What to do ::
Quote the listing below in its entirety.

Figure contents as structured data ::
※ ※ ※

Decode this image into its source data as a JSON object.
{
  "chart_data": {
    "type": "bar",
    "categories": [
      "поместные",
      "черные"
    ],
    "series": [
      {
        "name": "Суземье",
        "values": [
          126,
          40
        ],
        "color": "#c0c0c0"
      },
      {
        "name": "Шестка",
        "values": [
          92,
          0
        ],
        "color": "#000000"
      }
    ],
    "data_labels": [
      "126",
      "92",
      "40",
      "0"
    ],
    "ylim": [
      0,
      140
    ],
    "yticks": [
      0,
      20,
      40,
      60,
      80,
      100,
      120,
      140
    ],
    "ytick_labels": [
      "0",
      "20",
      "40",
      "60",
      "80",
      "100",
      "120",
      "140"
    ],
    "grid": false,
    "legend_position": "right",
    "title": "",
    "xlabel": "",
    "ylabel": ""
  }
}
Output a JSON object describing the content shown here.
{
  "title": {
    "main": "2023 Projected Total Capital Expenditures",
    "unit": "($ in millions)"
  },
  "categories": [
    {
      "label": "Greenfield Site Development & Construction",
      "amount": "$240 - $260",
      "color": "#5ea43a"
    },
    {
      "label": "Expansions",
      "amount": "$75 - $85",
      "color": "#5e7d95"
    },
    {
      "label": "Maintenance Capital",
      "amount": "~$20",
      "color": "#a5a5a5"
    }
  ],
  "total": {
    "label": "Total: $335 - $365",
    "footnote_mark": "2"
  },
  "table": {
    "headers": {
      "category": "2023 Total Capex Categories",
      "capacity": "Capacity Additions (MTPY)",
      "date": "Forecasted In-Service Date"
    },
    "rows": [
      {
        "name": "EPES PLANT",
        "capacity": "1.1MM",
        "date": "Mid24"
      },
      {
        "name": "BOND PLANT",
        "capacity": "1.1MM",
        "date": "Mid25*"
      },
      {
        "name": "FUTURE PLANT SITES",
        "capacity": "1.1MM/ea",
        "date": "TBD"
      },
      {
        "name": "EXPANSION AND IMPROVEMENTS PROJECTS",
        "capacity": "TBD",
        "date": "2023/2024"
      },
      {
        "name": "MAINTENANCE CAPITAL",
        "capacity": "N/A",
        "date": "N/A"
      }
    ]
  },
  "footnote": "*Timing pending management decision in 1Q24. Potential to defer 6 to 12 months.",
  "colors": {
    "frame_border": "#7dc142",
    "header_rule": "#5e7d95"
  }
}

※ ※ ※

Complete response ::
Decode this image into its source data as a JSON object.
{
  "chart_data": {
    "type": "bar",
    "categories": [
      "поместные",
      "черные"
    ],
    "series": [
      {
        "name": "Суземье",
        "values": [
          126,
          40
        ],
        "color": "#c0c0c0"
      },
      {
        "name": "Шестка",
        "values": [
          92,
          0
        ],
        "color": "#000000"
      }
    ],
    "data_labels": [
      "126",
      "92",
      "40",
      "0"
    ],
    "ylim": [
      0,
      140
    ],
    "yticks": [
      0,
      20,
      40,
      60,
      80,
      100,
      120,
      140
    ],
    "ytick_labels": [
      "0",
      "20",
      "40",
      "60",
      "80",
      "100",
      "120",
      "140"
    ],
    "grid": false,
    "legend_position": "right",
    "title": "",
    "xlabel": "",
    "ylabel": ""
  }
}
Output a JSON object describing the content shown here.
{
  "title": {
    "main": "2023 Projected Total Capital Expenditures",
    "unit": "($ in millions)"
  },
  "categories": [
    {
      "label": "Greenfield Site Development & Construction",
      "amount": "$240 - $260",
      "color": "#5ea43a"
    },
    {
      "label": "Expansions",
      "amount": "$75 - $85",
      "color": "#5e7d95"
    },
    {
      "label": "Maintenance Capital",
      "amount": "~$20",
      "color": "#a5a5a5"
    }
  ],
  "total": {
    "label": "Total: $335 - $365",
    "footnote_mark": "2"
  },
  "table": {
    "headers": {
      "category": "2023 Total Capex Categories",
      "capacity": "Capacity Additions (MTPY)",
      "date": "Forecasted In-Service Date"
    },
    "rows": [
      {
        "name": "EPES PLANT",
        "capacity": "1.1MM",
        "date": "Mid24"
      },
      {
        "name": "BOND PLANT",
        "capacity": "1.1MM",
        "date": "Mid25*"
      },
      {
        "name": "FUTURE PLANT SITES",
        "capacity": "1.1MM/ea",
        "date": "TBD"
      },
      {
        "name": "EXPANSION AND IMPROVEMENTS PROJECTS",
        "capacity": "TBD",
        "date": "2023/2024"
      },
      {
        "name": "MAINTENANCE CAPITAL",
        "capacity": "N/A",
        "date": "N/A"
      }
    ]
  },
  "footnote": "*Timing pending management decision in 1Q24. Potential to defer 6 to 12 months.",
  "colors": {
    "frame_border": "#7dc142",
    "header_rule": "#5e7d95"
  }
}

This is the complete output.